### WORK TO COMPLETE
Go through the listing and return every line with "document" in it.

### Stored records
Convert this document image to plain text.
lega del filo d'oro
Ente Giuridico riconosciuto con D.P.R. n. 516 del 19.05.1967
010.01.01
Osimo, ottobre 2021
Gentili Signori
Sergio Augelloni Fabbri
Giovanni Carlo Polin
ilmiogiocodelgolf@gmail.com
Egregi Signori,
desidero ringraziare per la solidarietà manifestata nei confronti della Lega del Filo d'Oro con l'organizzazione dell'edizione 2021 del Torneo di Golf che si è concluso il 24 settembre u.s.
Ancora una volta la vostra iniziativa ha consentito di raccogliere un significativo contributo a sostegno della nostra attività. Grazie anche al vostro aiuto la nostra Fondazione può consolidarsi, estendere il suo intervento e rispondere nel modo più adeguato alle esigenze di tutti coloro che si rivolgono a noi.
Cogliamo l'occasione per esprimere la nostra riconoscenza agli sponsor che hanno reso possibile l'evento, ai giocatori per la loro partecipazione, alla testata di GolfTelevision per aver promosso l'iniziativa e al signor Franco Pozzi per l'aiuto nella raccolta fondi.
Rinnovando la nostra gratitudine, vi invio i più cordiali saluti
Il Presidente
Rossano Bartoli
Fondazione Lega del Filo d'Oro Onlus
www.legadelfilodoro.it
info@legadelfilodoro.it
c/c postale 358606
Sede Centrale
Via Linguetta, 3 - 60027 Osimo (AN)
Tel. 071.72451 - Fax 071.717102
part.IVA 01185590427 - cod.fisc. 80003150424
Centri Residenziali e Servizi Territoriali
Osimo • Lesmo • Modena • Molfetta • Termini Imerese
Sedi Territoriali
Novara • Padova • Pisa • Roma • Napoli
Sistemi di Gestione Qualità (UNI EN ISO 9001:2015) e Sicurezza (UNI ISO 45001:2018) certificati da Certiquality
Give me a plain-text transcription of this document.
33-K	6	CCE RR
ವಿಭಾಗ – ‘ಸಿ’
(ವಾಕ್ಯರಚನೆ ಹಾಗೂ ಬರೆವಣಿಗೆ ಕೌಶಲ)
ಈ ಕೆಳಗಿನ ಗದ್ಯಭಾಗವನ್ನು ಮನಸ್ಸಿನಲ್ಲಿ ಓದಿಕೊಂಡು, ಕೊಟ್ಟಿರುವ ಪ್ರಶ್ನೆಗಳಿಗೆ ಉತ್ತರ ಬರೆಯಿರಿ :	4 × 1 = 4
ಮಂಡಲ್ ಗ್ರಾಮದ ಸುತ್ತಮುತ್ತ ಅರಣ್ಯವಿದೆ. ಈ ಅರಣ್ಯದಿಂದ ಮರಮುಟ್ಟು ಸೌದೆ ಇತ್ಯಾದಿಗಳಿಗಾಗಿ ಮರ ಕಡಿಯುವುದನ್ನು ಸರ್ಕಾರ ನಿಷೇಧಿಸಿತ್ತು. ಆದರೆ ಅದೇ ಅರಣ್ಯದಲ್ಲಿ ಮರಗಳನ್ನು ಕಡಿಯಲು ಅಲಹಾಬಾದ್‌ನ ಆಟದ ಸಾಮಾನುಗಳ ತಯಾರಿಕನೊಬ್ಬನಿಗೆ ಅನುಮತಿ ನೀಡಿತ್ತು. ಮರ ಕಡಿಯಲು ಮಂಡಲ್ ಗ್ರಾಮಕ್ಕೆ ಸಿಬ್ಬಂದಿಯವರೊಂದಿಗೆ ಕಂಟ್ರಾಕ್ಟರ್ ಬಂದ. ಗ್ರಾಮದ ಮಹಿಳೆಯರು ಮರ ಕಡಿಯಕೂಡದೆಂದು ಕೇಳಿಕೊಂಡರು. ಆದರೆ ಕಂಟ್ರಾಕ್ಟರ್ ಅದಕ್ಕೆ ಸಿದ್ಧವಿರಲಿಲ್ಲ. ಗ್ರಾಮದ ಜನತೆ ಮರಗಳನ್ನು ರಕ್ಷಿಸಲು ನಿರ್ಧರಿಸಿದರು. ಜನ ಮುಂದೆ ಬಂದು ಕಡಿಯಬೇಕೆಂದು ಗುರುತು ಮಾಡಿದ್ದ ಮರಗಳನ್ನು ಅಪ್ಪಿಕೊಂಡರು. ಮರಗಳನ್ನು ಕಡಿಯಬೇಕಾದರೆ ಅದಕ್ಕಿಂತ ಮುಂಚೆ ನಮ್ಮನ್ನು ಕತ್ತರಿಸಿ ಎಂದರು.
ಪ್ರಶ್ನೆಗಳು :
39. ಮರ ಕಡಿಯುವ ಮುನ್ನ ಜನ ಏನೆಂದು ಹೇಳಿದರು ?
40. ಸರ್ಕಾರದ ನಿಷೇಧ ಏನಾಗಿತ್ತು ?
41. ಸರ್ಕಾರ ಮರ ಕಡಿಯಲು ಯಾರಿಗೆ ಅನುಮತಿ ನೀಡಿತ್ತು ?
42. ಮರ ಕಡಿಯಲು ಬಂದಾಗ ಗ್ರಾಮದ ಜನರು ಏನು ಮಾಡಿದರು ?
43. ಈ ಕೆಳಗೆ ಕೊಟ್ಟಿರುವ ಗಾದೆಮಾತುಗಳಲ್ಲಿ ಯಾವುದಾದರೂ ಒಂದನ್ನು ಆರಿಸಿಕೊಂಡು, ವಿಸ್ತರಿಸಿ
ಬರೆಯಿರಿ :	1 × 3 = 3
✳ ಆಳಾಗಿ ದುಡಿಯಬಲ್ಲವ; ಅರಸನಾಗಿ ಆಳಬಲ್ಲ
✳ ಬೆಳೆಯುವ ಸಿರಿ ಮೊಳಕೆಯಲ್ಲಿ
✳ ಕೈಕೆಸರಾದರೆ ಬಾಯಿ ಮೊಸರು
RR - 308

==

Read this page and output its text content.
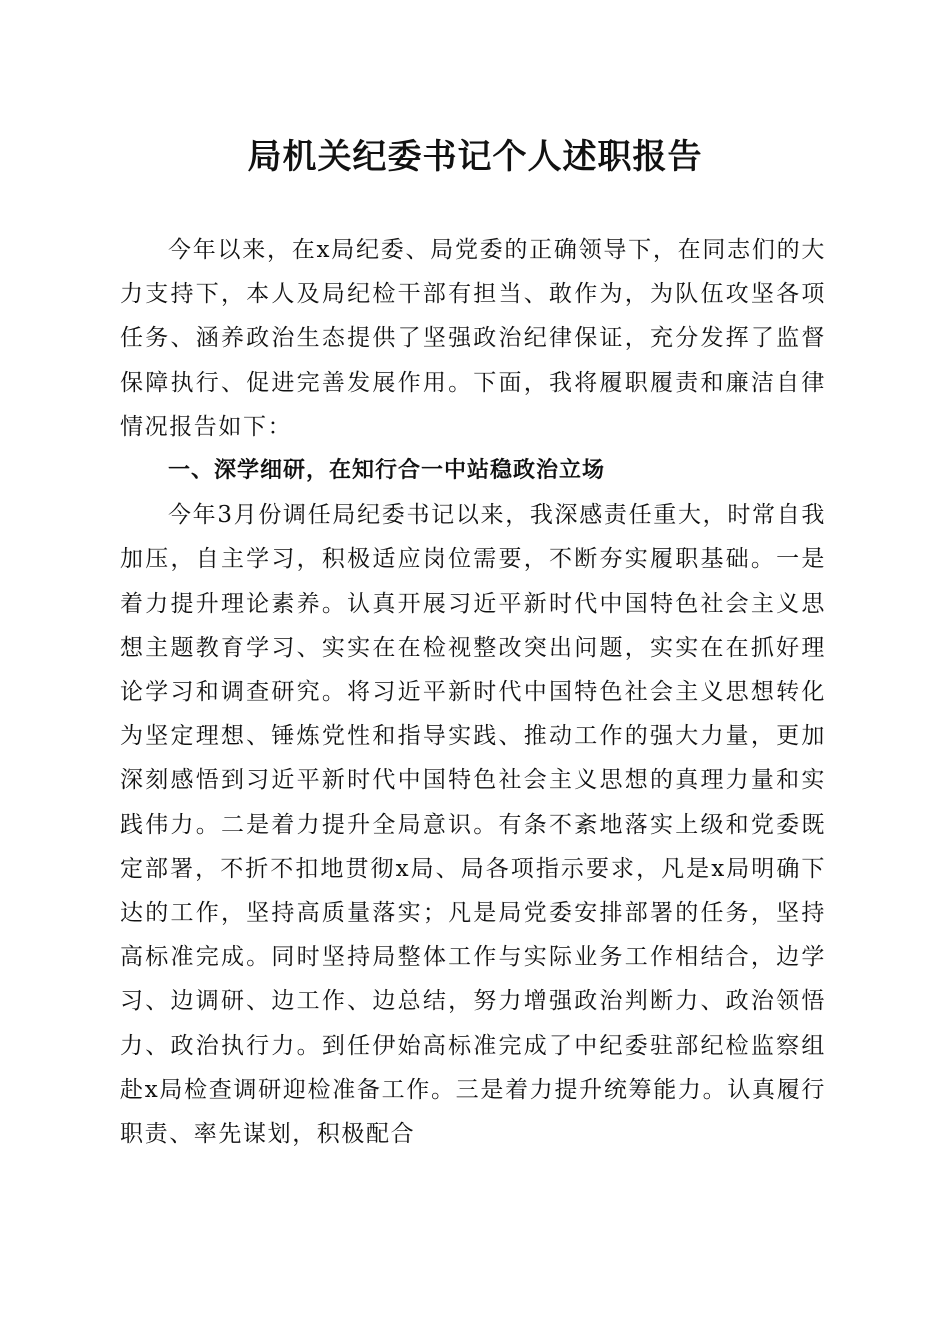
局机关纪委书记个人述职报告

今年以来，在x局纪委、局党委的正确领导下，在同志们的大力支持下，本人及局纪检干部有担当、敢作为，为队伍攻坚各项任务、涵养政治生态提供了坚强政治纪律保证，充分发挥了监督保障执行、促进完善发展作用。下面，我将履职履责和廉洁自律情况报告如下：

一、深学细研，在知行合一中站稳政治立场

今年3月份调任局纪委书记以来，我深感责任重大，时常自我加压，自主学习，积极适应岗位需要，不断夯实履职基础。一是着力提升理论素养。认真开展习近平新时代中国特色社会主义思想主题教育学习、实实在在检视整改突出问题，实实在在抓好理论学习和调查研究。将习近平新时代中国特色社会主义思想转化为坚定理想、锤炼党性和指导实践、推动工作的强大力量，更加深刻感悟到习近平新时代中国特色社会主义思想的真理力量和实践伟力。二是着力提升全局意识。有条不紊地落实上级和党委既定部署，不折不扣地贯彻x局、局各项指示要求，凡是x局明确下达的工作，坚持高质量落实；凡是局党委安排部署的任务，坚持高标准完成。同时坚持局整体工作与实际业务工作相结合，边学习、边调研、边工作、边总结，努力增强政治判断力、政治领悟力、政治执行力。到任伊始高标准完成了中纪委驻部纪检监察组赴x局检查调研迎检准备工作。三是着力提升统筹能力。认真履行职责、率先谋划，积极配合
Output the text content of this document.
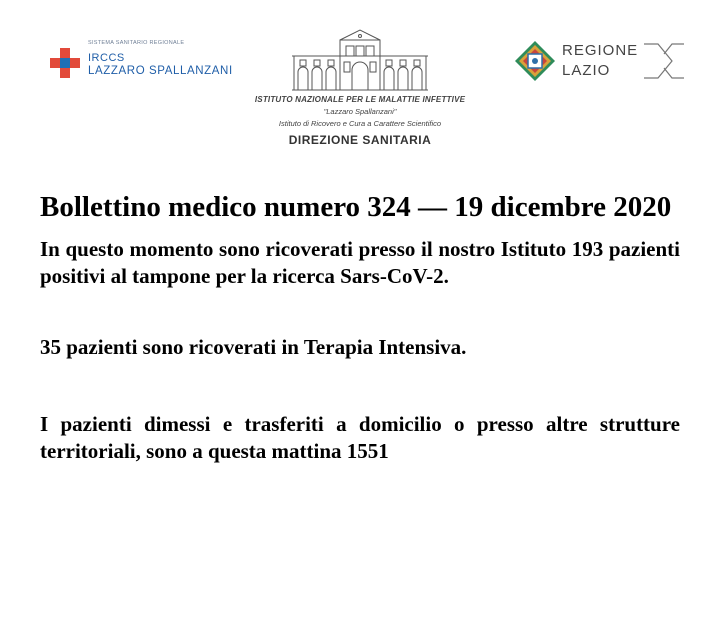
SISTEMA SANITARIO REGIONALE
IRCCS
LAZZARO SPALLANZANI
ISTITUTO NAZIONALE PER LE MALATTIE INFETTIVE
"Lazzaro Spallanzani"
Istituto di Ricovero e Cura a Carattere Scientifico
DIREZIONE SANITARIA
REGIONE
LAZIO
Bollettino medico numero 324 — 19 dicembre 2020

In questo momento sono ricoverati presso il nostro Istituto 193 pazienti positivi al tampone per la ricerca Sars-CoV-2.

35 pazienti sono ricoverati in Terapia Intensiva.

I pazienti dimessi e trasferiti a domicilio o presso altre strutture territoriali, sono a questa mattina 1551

### RESPONSE FOR THIS EXERCISE
Convert this document image to plain text.
Give me a plain-text transcription of this document.
Output the text content of this document.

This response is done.